> **DIRECTIONS**
Would you copy out the whole listing exactly as given?

> **DATA FOR THE TASK**
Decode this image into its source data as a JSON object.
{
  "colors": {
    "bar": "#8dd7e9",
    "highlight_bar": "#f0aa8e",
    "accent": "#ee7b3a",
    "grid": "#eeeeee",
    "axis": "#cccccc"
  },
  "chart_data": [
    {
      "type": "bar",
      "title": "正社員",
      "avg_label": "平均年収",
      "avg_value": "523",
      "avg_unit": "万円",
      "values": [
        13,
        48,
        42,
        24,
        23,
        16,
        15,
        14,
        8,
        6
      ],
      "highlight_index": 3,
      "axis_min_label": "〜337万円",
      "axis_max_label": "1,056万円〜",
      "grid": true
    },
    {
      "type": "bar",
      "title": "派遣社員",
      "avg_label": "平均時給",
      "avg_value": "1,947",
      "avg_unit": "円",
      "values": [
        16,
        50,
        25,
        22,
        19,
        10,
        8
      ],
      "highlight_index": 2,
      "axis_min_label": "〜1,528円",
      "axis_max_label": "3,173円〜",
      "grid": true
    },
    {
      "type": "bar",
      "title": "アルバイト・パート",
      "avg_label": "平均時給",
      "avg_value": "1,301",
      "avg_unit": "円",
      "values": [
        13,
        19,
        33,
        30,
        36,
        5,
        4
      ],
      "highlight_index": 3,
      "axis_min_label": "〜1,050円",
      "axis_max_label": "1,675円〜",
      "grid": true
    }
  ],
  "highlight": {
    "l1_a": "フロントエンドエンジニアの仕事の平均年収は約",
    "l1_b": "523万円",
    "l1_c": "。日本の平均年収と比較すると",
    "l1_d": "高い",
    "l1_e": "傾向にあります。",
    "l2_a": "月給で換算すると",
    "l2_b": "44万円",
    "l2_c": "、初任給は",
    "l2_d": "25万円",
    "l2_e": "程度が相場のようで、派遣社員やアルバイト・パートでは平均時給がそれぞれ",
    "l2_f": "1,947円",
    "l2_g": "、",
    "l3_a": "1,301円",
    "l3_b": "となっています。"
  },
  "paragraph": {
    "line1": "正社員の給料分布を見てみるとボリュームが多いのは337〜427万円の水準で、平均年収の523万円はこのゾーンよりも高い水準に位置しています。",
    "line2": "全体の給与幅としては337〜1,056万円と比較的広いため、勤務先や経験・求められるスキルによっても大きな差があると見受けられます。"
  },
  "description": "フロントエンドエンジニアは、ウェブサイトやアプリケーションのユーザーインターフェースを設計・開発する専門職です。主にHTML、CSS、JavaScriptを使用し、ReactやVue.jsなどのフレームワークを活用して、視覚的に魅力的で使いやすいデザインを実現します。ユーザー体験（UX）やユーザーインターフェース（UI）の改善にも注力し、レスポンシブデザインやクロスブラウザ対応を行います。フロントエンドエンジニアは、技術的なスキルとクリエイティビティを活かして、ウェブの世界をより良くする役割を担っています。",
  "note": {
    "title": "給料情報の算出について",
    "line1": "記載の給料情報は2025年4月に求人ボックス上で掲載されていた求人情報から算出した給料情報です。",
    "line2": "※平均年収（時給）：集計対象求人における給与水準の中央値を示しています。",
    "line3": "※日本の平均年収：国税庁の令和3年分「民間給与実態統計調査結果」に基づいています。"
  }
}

> **OUTPUT FOR THIS EXERCISE**
Decode this image into its source data as a JSON object.
{
  "colors": {
    "bar": "#8dd7e9",
    "highlight_bar": "#f0aa8e",
    "accent": "#ee7b3a",
    "grid": "#eeeeee",
    "axis": "#cccccc"
  },
  "chart_data": [
    {
      "type": "bar",
      "title": "正社員",
      "avg_label": "平均年収",
      "avg_value": "523",
      "avg_unit": "万円",
      "values": [
        13,
        48,
        42,
        24,
        23,
        16,
        15,
        14,
        8,
        6
      ],
      "highlight_index": 3,
      "axis_min_label": "〜337万円",
      "axis_max_label": "1,056万円〜",
      "grid": true
    },
    {
      "type": "bar",
      "title": "派遣社員",
      "avg_label": "平均時給",
      "avg_value": "1,947",
      "avg_unit": "円",
      "values": [
        16,
        50,
        25,
        22,
        19,
        10,
        8
      ],
      "highlight_index": 2,
      "axis_min_label": "〜1,528円",
      "axis_max_label": "3,173円〜",
      "grid": true
    },
    {
      "type": "bar",
      "title": "アルバイト・パート",
      "avg_label": "平均時給",
      "avg_value": "1,301",
      "avg_unit": "円",
      "values": [
        13,
        19,
        33,
        30,
        36,
        5,
        4
      ],
      "highlight_index": 3,
      "axis_min_label": "〜1,050円",
      "axis_max_label": "1,675円〜",
      "grid": true
    }
  ],
  "highlight": {
    "l1_a": "フロントエンドエンジニアの仕事の平均年収は約",
    "l1_b": "523万円",
    "l1_c": "。日本の平均年収と比較すると",
    "l1_d": "高い",
    "l1_e": "傾向にあります。",
    "l2_a": "月給で換算すると",
    "l2_b": "44万円",
    "l2_c": "、初任給は",
    "l2_d": "25万円",
    "l2_e": "程度が相場のようで、派遣社員やアルバイト・パートでは平均時給がそれぞれ",
    "l2_f": "1,947円",
    "l2_g": "、",
    "l3_a": "1,301円",
    "l3_b": "となっています。"
  },
  "paragraph": {
    "line1": "正社員の給料分布を見てみるとボリュームが多いのは337〜427万円の水準で、平均年収の523万円はこのゾーンよりも高い水準に位置しています。",
    "line2": "全体の給与幅としては337〜1,056万円と比較的広いため、勤務先や経験・求められるスキルによっても大きな差があると見受けられます。"
  },
  "description": "フロントエンドエンジニアは、ウェブサイトやアプリケーションのユーザーインターフェースを設計・開発する専門職です。主にHTML、CSS、JavaScriptを使用し、ReactやVue.jsなどのフレームワークを活用して、視覚的に魅力的で使いやすいデザインを実現します。ユーザー体験（UX）やユーザーインターフェース（UI）の改善にも注力し、レスポンシブデザインやクロスブラウザ対応を行います。フロントエンドエンジニアは、技術的なスキルとクリエイティビティを活かして、ウェブの世界をより良くする役割を担っています。",
  "note": {
    "title": "給料情報の算出について",
    "line1": "記載の給料情報は2025年4月に求人ボックス上で掲載されていた求人情報から算出した給料情報です。",
    "line2": "※平均年収（時給）：集計対象求人における給与水準の中央値を示しています。",
    "line3": "※日本の平均年収：国税庁の令和3年分「民間給与実態統計調査結果」に基づいています。"
  }
}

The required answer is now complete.